>> start Excerpted data

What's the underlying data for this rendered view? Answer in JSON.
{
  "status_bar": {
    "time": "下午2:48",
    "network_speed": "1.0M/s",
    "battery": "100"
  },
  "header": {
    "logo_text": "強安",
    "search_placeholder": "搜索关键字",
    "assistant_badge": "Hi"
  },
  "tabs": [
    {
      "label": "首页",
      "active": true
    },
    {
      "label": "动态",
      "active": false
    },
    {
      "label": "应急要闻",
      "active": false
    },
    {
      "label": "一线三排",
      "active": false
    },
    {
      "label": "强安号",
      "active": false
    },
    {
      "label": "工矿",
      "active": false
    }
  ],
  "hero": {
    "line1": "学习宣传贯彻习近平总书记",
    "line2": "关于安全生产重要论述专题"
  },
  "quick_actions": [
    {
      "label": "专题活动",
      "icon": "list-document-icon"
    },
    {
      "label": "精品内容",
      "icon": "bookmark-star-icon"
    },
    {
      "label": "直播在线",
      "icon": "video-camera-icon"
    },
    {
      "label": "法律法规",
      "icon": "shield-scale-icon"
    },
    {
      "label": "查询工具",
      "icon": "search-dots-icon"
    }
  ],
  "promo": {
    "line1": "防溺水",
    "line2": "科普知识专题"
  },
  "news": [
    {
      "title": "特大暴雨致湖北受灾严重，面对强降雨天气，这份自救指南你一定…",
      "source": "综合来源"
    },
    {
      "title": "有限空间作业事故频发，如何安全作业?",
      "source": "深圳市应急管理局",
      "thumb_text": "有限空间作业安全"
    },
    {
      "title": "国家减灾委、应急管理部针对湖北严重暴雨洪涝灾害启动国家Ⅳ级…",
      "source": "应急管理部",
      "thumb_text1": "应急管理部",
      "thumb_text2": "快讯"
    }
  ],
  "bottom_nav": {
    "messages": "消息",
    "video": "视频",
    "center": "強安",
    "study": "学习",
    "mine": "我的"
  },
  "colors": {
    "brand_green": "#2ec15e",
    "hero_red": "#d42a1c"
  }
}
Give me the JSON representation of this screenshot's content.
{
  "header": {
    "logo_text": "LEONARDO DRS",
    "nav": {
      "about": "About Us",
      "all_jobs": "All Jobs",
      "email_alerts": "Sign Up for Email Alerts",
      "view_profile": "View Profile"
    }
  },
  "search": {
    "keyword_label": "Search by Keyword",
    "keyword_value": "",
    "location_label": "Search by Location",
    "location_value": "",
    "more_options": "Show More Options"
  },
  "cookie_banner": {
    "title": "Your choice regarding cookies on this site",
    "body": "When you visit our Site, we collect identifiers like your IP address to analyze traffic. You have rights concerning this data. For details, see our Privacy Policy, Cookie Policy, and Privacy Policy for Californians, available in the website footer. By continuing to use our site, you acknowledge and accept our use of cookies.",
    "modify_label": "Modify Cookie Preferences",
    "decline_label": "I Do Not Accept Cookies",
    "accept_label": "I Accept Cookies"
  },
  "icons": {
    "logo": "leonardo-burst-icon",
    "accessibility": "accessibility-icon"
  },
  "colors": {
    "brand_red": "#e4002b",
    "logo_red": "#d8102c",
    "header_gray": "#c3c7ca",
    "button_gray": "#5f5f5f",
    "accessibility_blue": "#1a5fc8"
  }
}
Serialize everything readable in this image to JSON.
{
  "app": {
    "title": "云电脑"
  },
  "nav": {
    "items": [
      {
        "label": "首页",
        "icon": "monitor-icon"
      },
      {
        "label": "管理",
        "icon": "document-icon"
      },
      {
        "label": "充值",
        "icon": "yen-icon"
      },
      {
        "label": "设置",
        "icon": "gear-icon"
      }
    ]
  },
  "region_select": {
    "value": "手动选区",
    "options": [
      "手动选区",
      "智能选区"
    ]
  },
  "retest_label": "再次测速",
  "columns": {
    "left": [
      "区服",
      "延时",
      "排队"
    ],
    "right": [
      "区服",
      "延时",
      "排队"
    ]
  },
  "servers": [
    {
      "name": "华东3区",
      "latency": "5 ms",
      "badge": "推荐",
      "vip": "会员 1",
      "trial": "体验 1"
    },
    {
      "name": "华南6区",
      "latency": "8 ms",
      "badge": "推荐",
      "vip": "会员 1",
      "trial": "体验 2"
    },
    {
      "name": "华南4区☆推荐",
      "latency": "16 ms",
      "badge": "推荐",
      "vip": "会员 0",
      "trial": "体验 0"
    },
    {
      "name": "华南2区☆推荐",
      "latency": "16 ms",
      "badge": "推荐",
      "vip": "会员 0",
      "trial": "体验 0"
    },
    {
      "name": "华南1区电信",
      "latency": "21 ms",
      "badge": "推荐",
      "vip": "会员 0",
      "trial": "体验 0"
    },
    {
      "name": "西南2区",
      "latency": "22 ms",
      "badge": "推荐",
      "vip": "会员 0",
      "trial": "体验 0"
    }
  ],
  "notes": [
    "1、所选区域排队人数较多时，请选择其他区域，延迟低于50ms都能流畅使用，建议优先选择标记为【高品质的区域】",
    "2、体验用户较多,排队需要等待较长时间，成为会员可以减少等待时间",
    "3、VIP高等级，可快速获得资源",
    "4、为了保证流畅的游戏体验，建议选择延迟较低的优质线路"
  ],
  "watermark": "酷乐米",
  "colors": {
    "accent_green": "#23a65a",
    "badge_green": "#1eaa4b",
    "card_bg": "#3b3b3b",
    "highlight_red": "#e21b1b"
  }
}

>> end Excerpted data

■ Exercise ■
Go back to the listing above and please repeat it exactly.

■ Full solution ■
What's the underlying data for this rendered view? Answer in JSON.
{
  "status_bar": {
    "time": "下午2:48",
    "network_speed": "1.0M/s",
    "battery": "100"
  },
  "header": {
    "logo_text": "強安",
    "search_placeholder": "搜索关键字",
    "assistant_badge": "Hi"
  },
  "tabs": [
    {
      "label": "首页",
      "active": true
    },
    {
      "label": "动态",
      "active": false
    },
    {
      "label": "应急要闻",
      "active": false
    },
    {
      "label": "一线三排",
      "active": false
    },
    {
      "label": "强安号",
      "active": false
    },
    {
      "label": "工矿",
      "active": false
    }
  ],
  "hero": {
    "line1": "学习宣传贯彻习近平总书记",
    "line2": "关于安全生产重要论述专题"
  },
  "quick_actions": [
    {
      "label": "专题活动",
      "icon": "list-document-icon"
    },
    {
      "label": "精品内容",
      "icon": "bookmark-star-icon"
    },
    {
      "label": "直播在线",
      "icon": "video-camera-icon"
    },
    {
      "label": "法律法规",
      "icon": "shield-scale-icon"
    },
    {
      "label": "查询工具",
      "icon": "search-dots-icon"
    }
  ],
  "promo": {
    "line1": "防溺水",
    "line2": "科普知识专题"
  },
  "news": [
    {
      "title": "特大暴雨致湖北受灾严重，面对强降雨天气，这份自救指南你一定…",
      "source": "综合来源"
    },
    {
      "title": "有限空间作业事故频发，如何安全作业?",
      "source": "深圳市应急管理局",
      "thumb_text": "有限空间作业安全"
    },
    {
      "title": "国家减灾委、应急管理部针对湖北严重暴雨洪涝灾害启动国家Ⅳ级…",
      "source": "应急管理部",
      "thumb_text1": "应急管理部",
      "thumb_text2": "快讯"
    }
  ],
  "bottom_nav": {
    "messages": "消息",
    "video": "视频",
    "center": "強安",
    "study": "学习",
    "mine": "我的"
  },
  "colors": {
    "brand_green": "#2ec15e",
    "hero_red": "#d42a1c"
  }
}
Give me the JSON representation of this screenshot's content.
{
  "header": {
    "logo_text": "LEONARDO DRS",
    "nav": {
      "about": "About Us",
      "all_jobs": "All Jobs",
      "email_alerts": "Sign Up for Email Alerts",
      "view_profile": "View Profile"
    }
  },
  "search": {
    "keyword_label": "Search by Keyword",
    "keyword_value": "",
    "location_label": "Search by Location",
    "location_value": "",
    "more_options": "Show More Options"
  },
  "cookie_banner": {
    "title": "Your choice regarding cookies on this site",
    "body": "When you visit our Site, we collect identifiers like your IP address to analyze traffic. You have rights concerning this data. For details, see our Privacy Policy, Cookie Policy, and Privacy Policy for Californians, available in the website footer. By continuing to use our site, you acknowledge and accept our use of cookies.",
    "modify_label": "Modify Cookie Preferences",
    "decline_label": "I Do Not Accept Cookies",
    "accept_label": "I Accept Cookies"
  },
  "icons": {
    "logo": "leonardo-burst-icon",
    "accessibility": "accessibility-icon"
  },
  "colors": {
    "brand_red": "#e4002b",
    "logo_red": "#d8102c",
    "header_gray": "#c3c7ca",
    "button_gray": "#5f5f5f",
    "accessibility_blue": "#1a5fc8"
  }
}
Serialize everything readable in this image to JSON.
{
  "app": {
    "title": "云电脑"
  },
  "nav": {
    "items": [
      {
        "label": "首页",
        "icon": "monitor-icon"
      },
      {
        "label": "管理",
        "icon": "document-icon"
      },
      {
        "label": "充值",
        "icon": "yen-icon"
      },
      {
        "label": "设置",
        "icon": "gear-icon"
      }
    ]
  },
  "region_select": {
    "value": "手动选区",
    "options": [
      "手动选区",
      "智能选区"
    ]
  },
  "retest_label": "再次测速",
  "columns": {
    "left": [
      "区服",
      "延时",
      "排队"
    ],
    "right": [
      "区服",
      "延时",
      "排队"
    ]
  },
  "servers": [
    {
      "name": "华东3区",
      "latency": "5 ms",
      "badge": "推荐",
      "vip": "会员 1",
      "trial": "体验 1"
    },
    {
      "name": "华南6区",
      "latency": "8 ms",
      "badge": "推荐",
      "vip": "会员 1",
      "trial": "体验 2"
    },
    {
      "name": "华南4区☆推荐",
      "latency": "16 ms",
      "badge": "推荐",
      "vip": "会员 0",
      "trial": "体验 0"
    },
    {
      "name": "华南2区☆推荐",
      "latency": "16 ms",
      "badge": "推荐",
      "vip": "会员 0",
      "trial": "体验 0"
    },
    {
      "name": "华南1区电信",
      "latency": "21 ms",
      "badge": "推荐",
      "vip": "会员 0",
      "trial": "体验 0"
    },
    {
      "name": "西南2区",
      "latency": "22 ms",
      "badge": "推荐",
      "vip": "会员 0",
      "trial": "体验 0"
    }
  ],
  "notes": [
    "1、所选区域排队人数较多时，请选择其他区域，延迟低于50ms都能流畅使用，建议优先选择标记为【高品质的区域】",
    "2、体验用户较多,排队需要等待较长时间，成为会员可以减少等待时间",
    "3、VIP高等级，可快速获得资源",
    "4、为了保证流畅的游戏体验，建议选择延迟较低的优质线路"
  ],
  "watermark": "酷乐米",
  "colors": {
    "accent_green": "#23a65a",
    "badge_green": "#1eaa4b",
    "card_bg": "#3b3b3b",
    "highlight_red": "#e21b1b"
  }
}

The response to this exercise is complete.